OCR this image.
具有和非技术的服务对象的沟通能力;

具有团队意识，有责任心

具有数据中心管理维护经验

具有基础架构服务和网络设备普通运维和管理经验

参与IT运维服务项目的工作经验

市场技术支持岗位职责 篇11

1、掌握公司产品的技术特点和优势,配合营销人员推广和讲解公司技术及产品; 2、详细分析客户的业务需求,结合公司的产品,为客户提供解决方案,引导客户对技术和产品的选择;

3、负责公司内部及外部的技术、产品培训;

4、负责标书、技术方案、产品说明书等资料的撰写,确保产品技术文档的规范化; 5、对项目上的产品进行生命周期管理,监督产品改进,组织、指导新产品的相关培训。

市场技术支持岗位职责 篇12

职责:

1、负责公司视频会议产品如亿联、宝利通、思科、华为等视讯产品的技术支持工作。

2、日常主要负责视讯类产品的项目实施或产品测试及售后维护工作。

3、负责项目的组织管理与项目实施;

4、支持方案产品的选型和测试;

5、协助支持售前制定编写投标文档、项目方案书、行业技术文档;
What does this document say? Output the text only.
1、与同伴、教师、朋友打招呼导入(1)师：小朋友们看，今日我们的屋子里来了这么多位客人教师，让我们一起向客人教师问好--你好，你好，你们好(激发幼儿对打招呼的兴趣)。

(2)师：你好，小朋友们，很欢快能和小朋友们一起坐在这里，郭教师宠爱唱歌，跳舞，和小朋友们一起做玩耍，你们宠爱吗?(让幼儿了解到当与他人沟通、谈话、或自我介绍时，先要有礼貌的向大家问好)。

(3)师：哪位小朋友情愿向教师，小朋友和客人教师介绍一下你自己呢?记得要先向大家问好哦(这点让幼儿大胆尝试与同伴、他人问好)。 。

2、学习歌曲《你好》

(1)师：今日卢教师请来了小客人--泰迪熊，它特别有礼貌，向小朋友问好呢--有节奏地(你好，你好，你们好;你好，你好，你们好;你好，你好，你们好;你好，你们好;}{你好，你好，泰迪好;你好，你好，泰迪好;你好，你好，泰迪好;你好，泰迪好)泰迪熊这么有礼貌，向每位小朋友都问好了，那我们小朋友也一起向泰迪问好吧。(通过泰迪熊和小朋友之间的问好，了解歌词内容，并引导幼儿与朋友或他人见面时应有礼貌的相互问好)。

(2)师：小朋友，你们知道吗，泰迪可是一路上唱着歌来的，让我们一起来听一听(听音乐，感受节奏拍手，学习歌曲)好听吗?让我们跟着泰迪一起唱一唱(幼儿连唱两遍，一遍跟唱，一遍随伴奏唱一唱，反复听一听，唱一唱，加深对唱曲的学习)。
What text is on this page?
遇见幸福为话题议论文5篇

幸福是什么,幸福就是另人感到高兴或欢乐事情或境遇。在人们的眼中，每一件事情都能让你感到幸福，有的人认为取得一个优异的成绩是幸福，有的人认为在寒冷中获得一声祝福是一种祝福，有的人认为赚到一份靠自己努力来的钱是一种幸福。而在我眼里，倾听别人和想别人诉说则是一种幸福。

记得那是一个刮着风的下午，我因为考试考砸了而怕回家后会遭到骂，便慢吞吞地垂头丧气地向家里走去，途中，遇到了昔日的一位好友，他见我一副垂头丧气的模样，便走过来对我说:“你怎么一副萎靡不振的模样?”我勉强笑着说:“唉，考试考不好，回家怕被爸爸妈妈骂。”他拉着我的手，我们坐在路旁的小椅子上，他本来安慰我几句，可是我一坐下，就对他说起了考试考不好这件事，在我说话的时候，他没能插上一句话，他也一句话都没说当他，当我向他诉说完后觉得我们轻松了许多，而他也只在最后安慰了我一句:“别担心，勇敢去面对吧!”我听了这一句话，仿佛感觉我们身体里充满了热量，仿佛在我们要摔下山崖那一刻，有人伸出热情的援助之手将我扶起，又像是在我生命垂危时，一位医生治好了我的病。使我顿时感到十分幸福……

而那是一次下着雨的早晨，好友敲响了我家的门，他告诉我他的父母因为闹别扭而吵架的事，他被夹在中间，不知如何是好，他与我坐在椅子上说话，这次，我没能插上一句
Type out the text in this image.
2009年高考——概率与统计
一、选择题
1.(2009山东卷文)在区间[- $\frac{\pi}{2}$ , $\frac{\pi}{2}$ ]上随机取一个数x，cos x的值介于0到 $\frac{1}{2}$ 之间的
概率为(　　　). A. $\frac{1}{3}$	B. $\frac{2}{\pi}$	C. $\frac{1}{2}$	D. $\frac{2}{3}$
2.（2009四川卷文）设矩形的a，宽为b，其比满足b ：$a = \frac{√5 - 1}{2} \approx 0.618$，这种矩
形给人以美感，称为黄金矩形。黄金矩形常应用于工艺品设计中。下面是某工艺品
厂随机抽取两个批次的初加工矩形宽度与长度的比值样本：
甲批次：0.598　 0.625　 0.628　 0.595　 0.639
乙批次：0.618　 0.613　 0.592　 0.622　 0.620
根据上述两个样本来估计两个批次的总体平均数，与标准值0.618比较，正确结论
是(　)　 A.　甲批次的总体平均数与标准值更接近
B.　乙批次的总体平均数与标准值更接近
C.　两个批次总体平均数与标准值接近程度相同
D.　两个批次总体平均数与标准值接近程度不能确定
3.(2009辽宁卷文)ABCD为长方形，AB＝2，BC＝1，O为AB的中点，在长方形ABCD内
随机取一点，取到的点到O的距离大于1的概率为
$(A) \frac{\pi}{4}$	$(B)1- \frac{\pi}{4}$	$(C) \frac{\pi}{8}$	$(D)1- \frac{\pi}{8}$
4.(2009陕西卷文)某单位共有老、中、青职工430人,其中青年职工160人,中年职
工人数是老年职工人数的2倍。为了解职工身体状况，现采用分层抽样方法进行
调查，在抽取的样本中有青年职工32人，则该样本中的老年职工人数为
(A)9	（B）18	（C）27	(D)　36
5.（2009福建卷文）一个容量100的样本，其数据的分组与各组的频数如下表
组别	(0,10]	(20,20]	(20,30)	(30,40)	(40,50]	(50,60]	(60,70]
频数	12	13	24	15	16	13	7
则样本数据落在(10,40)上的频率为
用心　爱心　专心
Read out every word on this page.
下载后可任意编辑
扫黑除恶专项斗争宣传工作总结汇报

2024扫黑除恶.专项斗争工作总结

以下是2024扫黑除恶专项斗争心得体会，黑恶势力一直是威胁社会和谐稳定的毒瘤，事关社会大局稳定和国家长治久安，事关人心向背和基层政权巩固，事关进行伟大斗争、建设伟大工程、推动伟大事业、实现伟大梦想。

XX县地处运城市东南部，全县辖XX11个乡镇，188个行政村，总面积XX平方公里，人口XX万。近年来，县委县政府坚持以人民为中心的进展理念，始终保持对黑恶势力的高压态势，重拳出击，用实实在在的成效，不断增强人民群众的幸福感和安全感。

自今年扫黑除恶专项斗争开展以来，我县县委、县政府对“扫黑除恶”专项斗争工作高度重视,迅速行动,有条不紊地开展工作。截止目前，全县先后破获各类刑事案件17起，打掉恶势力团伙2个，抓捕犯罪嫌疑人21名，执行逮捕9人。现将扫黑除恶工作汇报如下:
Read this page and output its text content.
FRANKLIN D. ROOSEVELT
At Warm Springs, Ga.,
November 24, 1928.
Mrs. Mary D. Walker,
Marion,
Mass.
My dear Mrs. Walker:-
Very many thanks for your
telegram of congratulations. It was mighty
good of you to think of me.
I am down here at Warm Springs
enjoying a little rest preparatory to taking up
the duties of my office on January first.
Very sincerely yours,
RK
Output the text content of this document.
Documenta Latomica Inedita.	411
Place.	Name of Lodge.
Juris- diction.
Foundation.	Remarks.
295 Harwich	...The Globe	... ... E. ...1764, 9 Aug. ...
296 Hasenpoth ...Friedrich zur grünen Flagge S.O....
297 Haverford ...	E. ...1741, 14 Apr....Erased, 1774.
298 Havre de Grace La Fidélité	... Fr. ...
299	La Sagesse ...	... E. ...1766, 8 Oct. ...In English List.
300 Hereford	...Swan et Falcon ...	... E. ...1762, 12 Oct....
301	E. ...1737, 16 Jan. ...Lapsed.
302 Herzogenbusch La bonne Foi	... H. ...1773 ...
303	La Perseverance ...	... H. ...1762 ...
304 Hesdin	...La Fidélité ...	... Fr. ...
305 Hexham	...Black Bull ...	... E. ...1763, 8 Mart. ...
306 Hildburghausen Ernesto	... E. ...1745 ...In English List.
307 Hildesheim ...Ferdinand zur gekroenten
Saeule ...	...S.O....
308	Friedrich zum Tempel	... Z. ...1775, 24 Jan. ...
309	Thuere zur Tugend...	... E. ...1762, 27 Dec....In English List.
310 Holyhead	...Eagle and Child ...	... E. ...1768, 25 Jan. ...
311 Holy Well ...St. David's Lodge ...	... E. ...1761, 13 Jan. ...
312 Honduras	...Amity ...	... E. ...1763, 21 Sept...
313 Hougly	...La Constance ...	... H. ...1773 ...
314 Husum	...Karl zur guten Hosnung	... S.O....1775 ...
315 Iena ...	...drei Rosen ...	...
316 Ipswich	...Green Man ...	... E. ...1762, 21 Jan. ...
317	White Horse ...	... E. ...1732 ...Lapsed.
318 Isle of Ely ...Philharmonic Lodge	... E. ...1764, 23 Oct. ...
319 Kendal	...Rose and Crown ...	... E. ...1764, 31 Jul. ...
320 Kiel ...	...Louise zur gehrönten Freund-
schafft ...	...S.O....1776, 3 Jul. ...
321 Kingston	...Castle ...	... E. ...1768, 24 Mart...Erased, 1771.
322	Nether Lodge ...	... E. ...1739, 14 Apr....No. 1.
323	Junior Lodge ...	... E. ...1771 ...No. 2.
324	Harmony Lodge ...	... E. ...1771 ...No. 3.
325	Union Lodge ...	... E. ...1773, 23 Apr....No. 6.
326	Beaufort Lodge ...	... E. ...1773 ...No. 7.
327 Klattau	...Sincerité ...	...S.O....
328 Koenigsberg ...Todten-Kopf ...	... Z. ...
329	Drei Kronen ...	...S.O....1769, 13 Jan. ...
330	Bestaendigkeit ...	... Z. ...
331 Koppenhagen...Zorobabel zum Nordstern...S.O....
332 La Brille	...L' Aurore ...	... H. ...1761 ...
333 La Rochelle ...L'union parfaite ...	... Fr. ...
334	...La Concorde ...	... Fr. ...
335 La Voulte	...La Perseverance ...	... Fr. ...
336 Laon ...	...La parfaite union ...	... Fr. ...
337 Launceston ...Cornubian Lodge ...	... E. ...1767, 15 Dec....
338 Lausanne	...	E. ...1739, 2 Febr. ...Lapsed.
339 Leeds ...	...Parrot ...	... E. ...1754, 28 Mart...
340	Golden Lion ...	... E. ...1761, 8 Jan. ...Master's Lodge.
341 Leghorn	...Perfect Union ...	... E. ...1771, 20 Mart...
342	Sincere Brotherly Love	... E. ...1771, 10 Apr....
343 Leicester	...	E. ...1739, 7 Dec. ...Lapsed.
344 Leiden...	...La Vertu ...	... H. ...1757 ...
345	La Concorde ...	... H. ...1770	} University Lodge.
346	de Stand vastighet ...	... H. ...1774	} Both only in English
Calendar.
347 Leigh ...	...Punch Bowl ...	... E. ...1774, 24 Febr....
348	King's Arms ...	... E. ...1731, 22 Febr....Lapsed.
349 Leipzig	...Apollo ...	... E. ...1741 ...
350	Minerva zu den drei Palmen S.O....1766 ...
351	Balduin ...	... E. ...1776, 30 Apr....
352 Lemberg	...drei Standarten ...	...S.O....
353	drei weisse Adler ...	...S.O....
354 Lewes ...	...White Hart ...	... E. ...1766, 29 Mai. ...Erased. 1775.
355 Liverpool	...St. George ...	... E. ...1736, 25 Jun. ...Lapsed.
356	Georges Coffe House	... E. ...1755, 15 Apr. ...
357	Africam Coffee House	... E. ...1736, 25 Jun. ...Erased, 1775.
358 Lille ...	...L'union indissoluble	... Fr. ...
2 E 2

-- -- --

Copy out every line holding the string "this".

* FINISHED EXERCISE *
OCR this image.
What does this document say? Output the text only.
What text is on this page?
Type out the text in this image.
Read out every word on this page.
Read this page and output its text content.
Output the text content of this document.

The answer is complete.